* **WRITTEN PROBLEM**: Gather every line holding the string "title".

[Figure collection entries]
--- begin ---

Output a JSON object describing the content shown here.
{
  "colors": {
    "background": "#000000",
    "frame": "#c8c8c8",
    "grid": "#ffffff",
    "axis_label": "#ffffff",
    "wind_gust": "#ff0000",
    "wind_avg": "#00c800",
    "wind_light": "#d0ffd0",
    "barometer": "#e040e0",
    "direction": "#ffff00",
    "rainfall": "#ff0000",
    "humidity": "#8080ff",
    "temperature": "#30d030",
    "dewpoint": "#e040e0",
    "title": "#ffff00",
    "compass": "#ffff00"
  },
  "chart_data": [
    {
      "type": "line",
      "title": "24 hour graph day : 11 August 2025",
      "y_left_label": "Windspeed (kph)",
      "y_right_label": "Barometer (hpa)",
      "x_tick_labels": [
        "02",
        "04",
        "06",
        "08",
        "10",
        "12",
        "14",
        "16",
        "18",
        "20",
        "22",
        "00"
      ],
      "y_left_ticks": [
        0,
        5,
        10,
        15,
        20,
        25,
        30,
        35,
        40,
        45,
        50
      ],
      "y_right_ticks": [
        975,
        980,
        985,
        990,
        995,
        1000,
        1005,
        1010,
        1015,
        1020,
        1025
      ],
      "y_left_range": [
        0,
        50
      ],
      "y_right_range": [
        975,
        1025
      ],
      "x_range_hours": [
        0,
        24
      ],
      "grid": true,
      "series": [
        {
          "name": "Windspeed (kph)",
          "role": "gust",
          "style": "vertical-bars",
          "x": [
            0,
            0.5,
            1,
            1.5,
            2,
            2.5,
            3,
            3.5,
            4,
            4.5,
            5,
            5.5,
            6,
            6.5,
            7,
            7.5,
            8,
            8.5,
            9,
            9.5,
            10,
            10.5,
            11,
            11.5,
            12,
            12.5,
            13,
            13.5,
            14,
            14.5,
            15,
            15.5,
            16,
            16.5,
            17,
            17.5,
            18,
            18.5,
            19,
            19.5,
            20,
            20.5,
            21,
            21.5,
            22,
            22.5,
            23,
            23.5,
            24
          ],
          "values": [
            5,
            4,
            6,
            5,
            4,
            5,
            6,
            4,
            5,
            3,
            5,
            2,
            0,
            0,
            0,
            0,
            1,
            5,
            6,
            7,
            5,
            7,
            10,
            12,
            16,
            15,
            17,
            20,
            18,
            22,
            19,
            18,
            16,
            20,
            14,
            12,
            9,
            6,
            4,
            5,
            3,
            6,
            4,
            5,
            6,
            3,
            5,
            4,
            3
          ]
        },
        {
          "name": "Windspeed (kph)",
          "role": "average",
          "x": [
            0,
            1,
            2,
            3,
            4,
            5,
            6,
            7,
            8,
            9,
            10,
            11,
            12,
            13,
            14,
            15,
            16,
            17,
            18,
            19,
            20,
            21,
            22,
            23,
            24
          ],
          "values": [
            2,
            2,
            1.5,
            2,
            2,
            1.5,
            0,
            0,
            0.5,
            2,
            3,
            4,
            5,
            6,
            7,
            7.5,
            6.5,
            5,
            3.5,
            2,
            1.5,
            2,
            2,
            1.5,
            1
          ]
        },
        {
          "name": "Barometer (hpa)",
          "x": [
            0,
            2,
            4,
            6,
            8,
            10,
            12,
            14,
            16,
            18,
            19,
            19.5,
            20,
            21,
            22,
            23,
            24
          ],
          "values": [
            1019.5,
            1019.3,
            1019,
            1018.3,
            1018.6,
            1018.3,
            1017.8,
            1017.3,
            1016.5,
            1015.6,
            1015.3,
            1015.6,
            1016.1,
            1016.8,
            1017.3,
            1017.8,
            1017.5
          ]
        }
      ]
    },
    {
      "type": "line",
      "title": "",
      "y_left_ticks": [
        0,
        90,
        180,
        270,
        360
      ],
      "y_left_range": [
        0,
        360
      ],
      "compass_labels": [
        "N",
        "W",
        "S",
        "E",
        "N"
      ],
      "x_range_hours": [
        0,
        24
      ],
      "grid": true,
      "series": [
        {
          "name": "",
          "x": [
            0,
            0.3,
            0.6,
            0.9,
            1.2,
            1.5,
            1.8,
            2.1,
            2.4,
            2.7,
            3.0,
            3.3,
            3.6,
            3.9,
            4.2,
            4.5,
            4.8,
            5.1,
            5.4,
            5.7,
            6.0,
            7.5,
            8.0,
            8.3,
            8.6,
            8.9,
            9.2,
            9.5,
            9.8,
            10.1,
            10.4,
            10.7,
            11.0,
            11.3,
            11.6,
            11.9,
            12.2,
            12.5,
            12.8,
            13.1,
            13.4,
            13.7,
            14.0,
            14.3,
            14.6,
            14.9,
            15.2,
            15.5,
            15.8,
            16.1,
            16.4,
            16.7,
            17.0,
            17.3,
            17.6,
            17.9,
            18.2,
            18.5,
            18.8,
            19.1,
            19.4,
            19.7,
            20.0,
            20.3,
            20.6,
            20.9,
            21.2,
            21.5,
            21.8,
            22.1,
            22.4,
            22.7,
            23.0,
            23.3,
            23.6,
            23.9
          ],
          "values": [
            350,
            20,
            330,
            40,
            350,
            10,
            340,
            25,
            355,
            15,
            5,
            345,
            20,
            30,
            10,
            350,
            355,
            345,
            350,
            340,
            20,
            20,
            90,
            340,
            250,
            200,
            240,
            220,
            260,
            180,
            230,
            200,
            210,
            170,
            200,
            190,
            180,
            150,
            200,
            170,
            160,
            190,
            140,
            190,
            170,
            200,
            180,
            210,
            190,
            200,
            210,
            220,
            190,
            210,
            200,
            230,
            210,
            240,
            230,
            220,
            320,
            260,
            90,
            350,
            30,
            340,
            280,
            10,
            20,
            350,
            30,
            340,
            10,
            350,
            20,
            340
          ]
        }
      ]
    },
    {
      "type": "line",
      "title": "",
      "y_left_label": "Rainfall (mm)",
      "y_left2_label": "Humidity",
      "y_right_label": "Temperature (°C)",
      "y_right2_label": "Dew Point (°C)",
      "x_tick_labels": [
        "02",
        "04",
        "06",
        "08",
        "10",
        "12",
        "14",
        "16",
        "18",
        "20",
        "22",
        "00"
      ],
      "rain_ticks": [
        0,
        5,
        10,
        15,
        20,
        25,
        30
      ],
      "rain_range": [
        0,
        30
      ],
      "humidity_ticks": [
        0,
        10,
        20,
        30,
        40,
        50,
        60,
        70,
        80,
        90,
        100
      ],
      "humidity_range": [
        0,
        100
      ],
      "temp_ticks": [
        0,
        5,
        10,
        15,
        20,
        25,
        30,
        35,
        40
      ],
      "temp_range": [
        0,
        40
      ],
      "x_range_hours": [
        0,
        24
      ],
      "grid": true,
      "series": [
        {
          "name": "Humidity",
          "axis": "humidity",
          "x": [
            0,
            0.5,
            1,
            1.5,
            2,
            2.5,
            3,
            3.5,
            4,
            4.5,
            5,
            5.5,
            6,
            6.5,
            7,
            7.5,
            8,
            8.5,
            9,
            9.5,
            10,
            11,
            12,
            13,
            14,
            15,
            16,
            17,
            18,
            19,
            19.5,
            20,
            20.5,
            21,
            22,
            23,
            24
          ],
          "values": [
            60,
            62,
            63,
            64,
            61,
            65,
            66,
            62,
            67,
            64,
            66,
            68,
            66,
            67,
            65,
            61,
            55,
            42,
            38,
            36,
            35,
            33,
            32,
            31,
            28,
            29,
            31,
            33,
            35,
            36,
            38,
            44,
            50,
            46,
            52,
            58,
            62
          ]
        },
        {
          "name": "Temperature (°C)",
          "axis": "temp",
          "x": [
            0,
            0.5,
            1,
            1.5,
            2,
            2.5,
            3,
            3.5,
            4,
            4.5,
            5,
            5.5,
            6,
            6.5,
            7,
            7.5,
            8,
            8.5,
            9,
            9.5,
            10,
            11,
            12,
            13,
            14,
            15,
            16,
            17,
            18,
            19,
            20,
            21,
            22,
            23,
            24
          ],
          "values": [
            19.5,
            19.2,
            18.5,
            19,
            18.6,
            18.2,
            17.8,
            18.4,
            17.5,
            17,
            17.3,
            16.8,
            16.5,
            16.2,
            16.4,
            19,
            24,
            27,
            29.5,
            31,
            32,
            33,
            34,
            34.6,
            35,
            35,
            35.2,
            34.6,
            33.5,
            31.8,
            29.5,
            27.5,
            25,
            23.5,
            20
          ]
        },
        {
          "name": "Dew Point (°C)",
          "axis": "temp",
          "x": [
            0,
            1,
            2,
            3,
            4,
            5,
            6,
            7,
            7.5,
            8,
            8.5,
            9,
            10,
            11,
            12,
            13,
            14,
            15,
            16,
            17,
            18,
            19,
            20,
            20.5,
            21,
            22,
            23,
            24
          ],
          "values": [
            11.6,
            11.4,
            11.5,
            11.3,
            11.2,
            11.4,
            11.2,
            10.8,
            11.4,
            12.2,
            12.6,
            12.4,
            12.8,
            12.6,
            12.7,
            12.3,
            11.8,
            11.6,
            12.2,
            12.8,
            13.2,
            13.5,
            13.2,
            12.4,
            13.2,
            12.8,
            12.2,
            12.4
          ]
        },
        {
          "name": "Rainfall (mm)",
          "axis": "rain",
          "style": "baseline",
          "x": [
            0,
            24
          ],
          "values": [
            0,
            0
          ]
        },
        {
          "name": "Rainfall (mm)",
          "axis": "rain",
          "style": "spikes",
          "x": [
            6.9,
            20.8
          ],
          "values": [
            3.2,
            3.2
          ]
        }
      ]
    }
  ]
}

--- end ---

* **RESPONSE BELOW**:
    "title": "#ffff00",
      "title": "24 hour graph day : 11 August 2025",
      "title": "",
      "title": "",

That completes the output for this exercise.